Copy out all of the data below with no alterations.

* Input material
# # # # # # #

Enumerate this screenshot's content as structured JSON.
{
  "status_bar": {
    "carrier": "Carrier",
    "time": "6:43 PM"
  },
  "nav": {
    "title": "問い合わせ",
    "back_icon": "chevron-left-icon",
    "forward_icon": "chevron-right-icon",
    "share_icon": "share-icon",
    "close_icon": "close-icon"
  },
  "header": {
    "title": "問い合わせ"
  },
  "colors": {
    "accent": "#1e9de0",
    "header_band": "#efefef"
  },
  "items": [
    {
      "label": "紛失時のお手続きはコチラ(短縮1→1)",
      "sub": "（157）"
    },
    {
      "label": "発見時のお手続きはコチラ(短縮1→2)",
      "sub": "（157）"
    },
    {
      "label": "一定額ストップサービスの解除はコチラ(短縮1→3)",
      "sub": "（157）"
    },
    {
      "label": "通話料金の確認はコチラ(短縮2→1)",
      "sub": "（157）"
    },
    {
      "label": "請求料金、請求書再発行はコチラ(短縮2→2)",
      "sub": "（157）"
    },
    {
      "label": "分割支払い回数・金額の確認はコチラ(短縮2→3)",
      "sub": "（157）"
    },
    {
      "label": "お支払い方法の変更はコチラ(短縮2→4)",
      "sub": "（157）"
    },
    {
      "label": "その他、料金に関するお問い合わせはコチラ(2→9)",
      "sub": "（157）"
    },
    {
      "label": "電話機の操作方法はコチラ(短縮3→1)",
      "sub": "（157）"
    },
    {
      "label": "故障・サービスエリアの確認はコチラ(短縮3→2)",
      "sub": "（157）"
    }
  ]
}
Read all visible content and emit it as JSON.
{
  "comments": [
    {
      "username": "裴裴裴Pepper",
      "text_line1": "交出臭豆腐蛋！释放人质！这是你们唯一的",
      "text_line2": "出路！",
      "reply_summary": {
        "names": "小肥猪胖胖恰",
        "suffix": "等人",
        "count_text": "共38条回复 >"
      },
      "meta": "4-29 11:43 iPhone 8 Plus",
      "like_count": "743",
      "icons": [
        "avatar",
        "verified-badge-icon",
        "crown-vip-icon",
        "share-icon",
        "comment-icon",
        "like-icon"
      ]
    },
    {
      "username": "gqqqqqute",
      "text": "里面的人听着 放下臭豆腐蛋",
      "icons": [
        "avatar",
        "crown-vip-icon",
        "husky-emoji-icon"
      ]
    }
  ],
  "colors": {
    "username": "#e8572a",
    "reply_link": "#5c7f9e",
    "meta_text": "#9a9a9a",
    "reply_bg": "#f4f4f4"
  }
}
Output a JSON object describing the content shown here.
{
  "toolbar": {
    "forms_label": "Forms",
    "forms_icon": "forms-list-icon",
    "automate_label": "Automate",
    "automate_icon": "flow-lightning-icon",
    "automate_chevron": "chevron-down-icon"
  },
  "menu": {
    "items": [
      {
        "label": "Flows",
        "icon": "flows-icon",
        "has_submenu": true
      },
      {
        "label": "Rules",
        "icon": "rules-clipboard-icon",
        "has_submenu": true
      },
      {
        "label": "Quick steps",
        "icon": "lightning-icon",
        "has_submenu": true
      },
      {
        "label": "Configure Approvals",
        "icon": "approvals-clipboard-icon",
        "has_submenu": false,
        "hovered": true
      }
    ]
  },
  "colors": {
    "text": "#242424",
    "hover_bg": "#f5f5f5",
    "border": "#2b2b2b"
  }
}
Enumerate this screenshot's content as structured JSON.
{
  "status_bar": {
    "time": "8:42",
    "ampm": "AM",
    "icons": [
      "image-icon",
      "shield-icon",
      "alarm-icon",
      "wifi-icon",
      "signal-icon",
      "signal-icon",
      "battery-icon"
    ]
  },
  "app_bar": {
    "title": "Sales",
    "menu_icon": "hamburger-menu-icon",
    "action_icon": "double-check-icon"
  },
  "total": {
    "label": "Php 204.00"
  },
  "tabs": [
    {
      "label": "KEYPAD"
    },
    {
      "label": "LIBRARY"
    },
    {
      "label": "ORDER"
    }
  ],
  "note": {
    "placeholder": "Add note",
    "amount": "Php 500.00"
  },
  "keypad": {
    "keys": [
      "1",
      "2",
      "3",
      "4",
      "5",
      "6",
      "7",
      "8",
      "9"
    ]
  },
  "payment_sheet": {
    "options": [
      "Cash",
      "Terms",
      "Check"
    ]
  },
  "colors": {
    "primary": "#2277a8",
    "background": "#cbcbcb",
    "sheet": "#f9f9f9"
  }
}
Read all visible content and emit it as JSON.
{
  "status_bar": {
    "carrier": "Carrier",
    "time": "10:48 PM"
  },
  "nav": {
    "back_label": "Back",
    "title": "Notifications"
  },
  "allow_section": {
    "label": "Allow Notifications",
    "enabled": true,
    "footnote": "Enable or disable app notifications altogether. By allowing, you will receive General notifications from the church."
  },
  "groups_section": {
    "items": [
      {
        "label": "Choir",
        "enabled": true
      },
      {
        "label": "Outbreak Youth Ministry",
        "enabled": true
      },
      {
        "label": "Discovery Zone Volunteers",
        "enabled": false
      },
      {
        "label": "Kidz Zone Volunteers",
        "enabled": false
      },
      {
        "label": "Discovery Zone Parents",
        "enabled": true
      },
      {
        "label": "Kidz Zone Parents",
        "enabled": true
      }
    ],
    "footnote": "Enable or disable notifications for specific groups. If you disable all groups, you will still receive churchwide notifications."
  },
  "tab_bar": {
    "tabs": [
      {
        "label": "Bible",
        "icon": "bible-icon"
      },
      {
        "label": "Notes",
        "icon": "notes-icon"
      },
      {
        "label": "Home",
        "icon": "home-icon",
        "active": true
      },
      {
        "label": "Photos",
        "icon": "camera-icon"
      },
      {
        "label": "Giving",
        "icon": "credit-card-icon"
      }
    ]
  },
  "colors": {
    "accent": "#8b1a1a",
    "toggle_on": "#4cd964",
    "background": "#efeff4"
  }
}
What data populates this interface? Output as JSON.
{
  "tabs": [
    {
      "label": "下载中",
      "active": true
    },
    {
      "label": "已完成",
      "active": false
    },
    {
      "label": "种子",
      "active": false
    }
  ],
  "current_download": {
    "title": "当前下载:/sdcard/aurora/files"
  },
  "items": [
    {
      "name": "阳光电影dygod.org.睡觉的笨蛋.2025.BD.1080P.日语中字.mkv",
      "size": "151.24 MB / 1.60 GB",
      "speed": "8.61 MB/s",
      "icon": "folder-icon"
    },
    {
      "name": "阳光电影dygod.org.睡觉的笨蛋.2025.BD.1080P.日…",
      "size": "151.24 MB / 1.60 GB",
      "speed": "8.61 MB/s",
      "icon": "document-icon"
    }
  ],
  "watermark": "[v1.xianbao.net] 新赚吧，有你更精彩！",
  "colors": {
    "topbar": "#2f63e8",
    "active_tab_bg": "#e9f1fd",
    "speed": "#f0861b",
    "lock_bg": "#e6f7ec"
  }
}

# # # # # # #

* Response to the exercise
Enumerate this screenshot's content as structured JSON.
{
  "status_bar": {
    "carrier": "Carrier",
    "time": "6:43 PM"
  },
  "nav": {
    "title": "問い合わせ",
    "back_icon": "chevron-left-icon",
    "forward_icon": "chevron-right-icon",
    "share_icon": "share-icon",
    "close_icon": "close-icon"
  },
  "header": {
    "title": "問い合わせ"
  },
  "colors": {
    "accent": "#1e9de0",
    "header_band": "#efefef"
  },
  "items": [
    {
      "label": "紛失時のお手続きはコチラ(短縮1→1)",
      "sub": "（157）"
    },
    {
      "label": "発見時のお手続きはコチラ(短縮1→2)",
      "sub": "（157）"
    },
    {
      "label": "一定額ストップサービスの解除はコチラ(短縮1→3)",
      "sub": "（157）"
    },
    {
      "label": "通話料金の確認はコチラ(短縮2→1)",
      "sub": "（157）"
    },
    {
      "label": "請求料金、請求書再発行はコチラ(短縮2→2)",
      "sub": "（157）"
    },
    {
      "label": "分割支払い回数・金額の確認はコチラ(短縮2→3)",
      "sub": "（157）"
    },
    {
      "label": "お支払い方法の変更はコチラ(短縮2→4)",
      "sub": "（157）"
    },
    {
      "label": "その他、料金に関するお問い合わせはコチラ(2→9)",
      "sub": "（157）"
    },
    {
      "label": "電話機の操作方法はコチラ(短縮3→1)",
      "sub": "（157）"
    },
    {
      "label": "故障・サービスエリアの確認はコチラ(短縮3→2)",
      "sub": "（157）"
    }
  ]
}
Read all visible content and emit it as JSON.
{
  "comments": [
    {
      "username": "裴裴裴Pepper",
      "text_line1": "交出臭豆腐蛋！释放人质！这是你们唯一的",
      "text_line2": "出路！",
      "reply_summary": {
        "names": "小肥猪胖胖恰",
        "suffix": "等人",
        "count_text": "共38条回复 >"
      },
      "meta": "4-29 11:43 iPhone 8 Plus",
      "like_count": "743",
      "icons": [
        "avatar",
        "verified-badge-icon",
        "crown-vip-icon",
        "share-icon",
        "comment-icon",
        "like-icon"
      ]
    },
    {
      "username": "gqqqqqute",
      "text": "里面的人听着 放下臭豆腐蛋",
      "icons": [
        "avatar",
        "crown-vip-icon",
        "husky-emoji-icon"
      ]
    }
  ],
  "colors": {
    "username": "#e8572a",
    "reply_link": "#5c7f9e",
    "meta_text": "#9a9a9a",
    "reply_bg": "#f4f4f4"
  }
}
Output a JSON object describing the content shown here.
{
  "toolbar": {
    "forms_label": "Forms",
    "forms_icon": "forms-list-icon",
    "automate_label": "Automate",
    "automate_icon": "flow-lightning-icon",
    "automate_chevron": "chevron-down-icon"
  },
  "menu": {
    "items": [
      {
        "label": "Flows",
        "icon": "flows-icon",
        "has_submenu": true
      },
      {
        "label": "Rules",
        "icon": "rules-clipboard-icon",
        "has_submenu": true
      },
      {
        "label": "Quick steps",
        "icon": "lightning-icon",
        "has_submenu": true
      },
      {
        "label": "Configure Approvals",
        "icon": "approvals-clipboard-icon",
        "has_submenu": false,
        "hovered": true
      }
    ]
  },
  "colors": {
    "text": "#242424",
    "hover_bg": "#f5f5f5",
    "border": "#2b2b2b"
  }
}
Enumerate this screenshot's content as structured JSON.
{
  "status_bar": {
    "time": "8:42",
    "ampm": "AM",
    "icons": [
      "image-icon",
      "shield-icon",
      "alarm-icon",
      "wifi-icon",
      "signal-icon",
      "signal-icon",
      "battery-icon"
    ]
  },
  "app_bar": {
    "title": "Sales",
    "menu_icon": "hamburger-menu-icon",
    "action_icon": "double-check-icon"
  },
  "total": {
    "label": "Php 204.00"
  },
  "tabs": [
    {
      "label": "KEYPAD"
    },
    {
      "label": "LIBRARY"
    },
    {
      "label": "ORDER"
    }
  ],
  "note": {
    "placeholder": "Add note",
    "amount": "Php 500.00"
  },
  "keypad": {
    "keys": [
      "1",
      "2",
      "3",
      "4",
      "5",
      "6",
      "7",
      "8",
      "9"
    ]
  },
  "payment_sheet": {
    "options": [
      "Cash",
      "Terms",
      "Check"
    ]
  },
  "colors": {
    "primary": "#2277a8",
    "background": "#cbcbcb",
    "sheet": "#f9f9f9"
  }
}
Read all visible content and emit it as JSON.
{
  "status_bar": {
    "carrier": "Carrier",
    "time": "10:48 PM"
  },
  "nav": {
    "back_label": "Back",
    "title": "Notifications"
  },
  "allow_section": {
    "label": "Allow Notifications",
    "enabled": true,
    "footnote": "Enable or disable app notifications altogether. By allowing, you will receive General notifications from the church."
  },
  "groups_section": {
    "items": [
      {
        "label": "Choir",
        "enabled": true
      },
      {
        "label": "Outbreak Youth Ministry",
        "enabled": true
      },
      {
        "label": "Discovery Zone Volunteers",
        "enabled": false
      },
      {
        "label": "Kidz Zone Volunteers",
        "enabled": false
      },
      {
        "label": "Discovery Zone Parents",
        "enabled": true
      },
      {
        "label": "Kidz Zone Parents",
        "enabled": true
      }
    ],
    "footnote": "Enable or disable notifications for specific groups. If you disable all groups, you will still receive churchwide notifications."
  },
  "tab_bar": {
    "tabs": [
      {
        "label": "Bible",
        "icon": "bible-icon"
      },
      {
        "label": "Notes",
        "icon": "notes-icon"
      },
      {
        "label": "Home",
        "icon": "home-icon",
        "active": true
      },
      {
        "label": "Photos",
        "icon": "camera-icon"
      },
      {
        "label": "Giving",
        "icon": "credit-card-icon"
      }
    ]
  },
  "colors": {
    "accent": "#8b1a1a",
    "toggle_on": "#4cd964",
    "background": "#efeff4"
  }
}
What data populates this interface? Output as JSON.
{
  "tabs": [
    {
      "label": "下载中",
      "active": true
    },
    {
      "label": "已完成",
      "active": false
    },
    {
      "label": "种子",
      "active": false
    }
  ],
  "current_download": {
    "title": "当前下载:/sdcard/aurora/files"
  },
  "items": [
    {
      "name": "阳光电影dygod.org.睡觉的笨蛋.2025.BD.1080P.日语中字.mkv",
      "size": "151.24 MB / 1.60 GB",
      "speed": "8.61 MB/s",
      "icon": "folder-icon"
    },
    {
      "name": "阳光电影dygod.org.睡觉的笨蛋.2025.BD.1080P.日…",
      "size": "151.24 MB / 1.60 GB",
      "speed": "8.61 MB/s",
      "icon": "document-icon"
    }
  ],
  "watermark": "[v1.xianbao.net] 新赚吧，有你更精彩！",
  "colors": {
    "topbar": "#2f63e8",
    "active_tab_bg": "#e9f1fd",
    "speed": "#f0861b",
    "lock_bg": "#e6f7ec"
  }
}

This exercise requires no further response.